Passage given
=====

If it really has to be Geany: Geany provides the option ofSending text through custom commands. The manual gives an example how to built a Replace all command using sed. You can build on that and create more complex commands, but it all boils down to using shell scripting syntax.

Using my previous script you can try it:
Go to Edit > Format > Send selection to > Set custom commands
Double click on an empty command spot (probably command 1) and paste this glorious one-liner:

Code: Select all

/bin/sh -c "IN=\"$(</dev/stdin)\";OUT=${IN//Date:/};OUT=${OUT//.2015 /$'\t'};OUT=${OUT//$'\n'TEXT:/$'\t\t'};echo -n \"$OUT\""
Preferences > Key bindings lets you define keyboard shortcuts for custom commands 1 ~ 3. I used <Primary>1 which translates into Ctrl+1
Now you can select your messages and after hitting Ctrl+1 the custom command can do the rest.

seaside
Posts: 934
Joined: Thu 12 Apr 2007, 00:19

#7 Post by seaside »

Here's a one liner sed...

Code: Select all

sed  -e 'N;s/\(.*\)\n\(.*\)/\1\2/' -e 's/Date:/ /' -e 's/TEXT:/ /' -e 's/\.[0-9]\{4\}//' msgs
It just appends the line below to the one above and removes unwanted items.

Cheers,
s

User avatar
greengeek
Posts: 5789
Joined: Tue 20 Jul 2010, 09:34
Location: Republic of Novo Zelande

#8 Post by greengeek »

=====

Excerpted records
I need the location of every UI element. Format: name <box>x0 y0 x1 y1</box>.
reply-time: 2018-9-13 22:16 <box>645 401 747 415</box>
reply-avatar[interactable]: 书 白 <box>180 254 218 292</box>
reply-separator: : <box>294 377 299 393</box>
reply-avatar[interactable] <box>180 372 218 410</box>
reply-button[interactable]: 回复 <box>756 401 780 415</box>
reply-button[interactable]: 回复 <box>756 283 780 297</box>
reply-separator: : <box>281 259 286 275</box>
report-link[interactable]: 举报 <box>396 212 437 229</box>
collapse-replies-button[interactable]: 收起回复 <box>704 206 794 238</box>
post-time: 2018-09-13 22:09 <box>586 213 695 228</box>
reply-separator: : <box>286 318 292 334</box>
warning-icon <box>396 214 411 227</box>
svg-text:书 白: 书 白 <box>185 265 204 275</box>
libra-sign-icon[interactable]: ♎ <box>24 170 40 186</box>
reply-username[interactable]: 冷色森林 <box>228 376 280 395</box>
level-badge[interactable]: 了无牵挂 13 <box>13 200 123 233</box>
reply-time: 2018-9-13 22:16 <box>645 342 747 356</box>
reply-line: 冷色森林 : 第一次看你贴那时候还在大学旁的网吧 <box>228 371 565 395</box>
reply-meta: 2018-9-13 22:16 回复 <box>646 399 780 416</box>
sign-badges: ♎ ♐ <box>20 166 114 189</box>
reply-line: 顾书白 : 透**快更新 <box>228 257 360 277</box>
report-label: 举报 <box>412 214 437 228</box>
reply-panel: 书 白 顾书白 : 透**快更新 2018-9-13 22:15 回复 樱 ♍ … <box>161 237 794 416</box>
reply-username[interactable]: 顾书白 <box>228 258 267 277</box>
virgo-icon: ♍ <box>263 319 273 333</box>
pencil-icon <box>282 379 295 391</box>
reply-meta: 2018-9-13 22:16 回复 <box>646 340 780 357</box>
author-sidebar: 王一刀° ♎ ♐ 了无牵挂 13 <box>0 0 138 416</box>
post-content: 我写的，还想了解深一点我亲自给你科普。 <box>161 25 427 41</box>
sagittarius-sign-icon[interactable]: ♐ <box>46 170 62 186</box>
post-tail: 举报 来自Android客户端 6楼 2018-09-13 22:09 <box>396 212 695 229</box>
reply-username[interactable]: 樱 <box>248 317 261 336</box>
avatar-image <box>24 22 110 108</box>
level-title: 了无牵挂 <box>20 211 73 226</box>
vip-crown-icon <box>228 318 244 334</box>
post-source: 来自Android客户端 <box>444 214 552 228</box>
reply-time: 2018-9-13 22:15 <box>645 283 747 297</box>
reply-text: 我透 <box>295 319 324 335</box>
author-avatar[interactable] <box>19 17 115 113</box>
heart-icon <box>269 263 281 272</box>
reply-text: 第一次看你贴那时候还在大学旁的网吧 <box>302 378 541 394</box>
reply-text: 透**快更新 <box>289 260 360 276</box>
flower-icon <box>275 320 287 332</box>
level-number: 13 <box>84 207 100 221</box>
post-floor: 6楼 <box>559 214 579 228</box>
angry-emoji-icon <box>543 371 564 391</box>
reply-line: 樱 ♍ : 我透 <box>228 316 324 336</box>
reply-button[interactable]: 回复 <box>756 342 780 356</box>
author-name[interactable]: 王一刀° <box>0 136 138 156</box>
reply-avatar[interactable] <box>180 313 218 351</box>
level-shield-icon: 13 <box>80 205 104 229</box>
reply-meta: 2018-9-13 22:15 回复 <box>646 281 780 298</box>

=====

To do
**1.** In the Geany thread, what menu path leads to the place where custom commands are set?
**2.** List every expression passed with -e in the sed one-liner from the Geany thread.
**3.** Retype everything in the Geany thread from "Here's a one" down to "removes unwanted items.".
The data has nothing to do with the Geany thread.

Solution set
**1.** Edit > Format > Send selection to > Set custom commands

**2.**
'N;s/\(.*\)\n\(.*\)/\1\2/'
's/Date:/ /'
's/TEXT:/ /'
's/\.[0-9]\{4\}//'

**3.**
Here's a one liner sed...

Code: Select all

sed  -e 'N;s/\(.*\)\n\(.*\)/\1\2/' -e 's/Date:/ /' -e 's/TEXT:/ /' -e 's/\.[0-9]\{4\}//' msgs
It just appends the line below to the one above and removes unwanted items.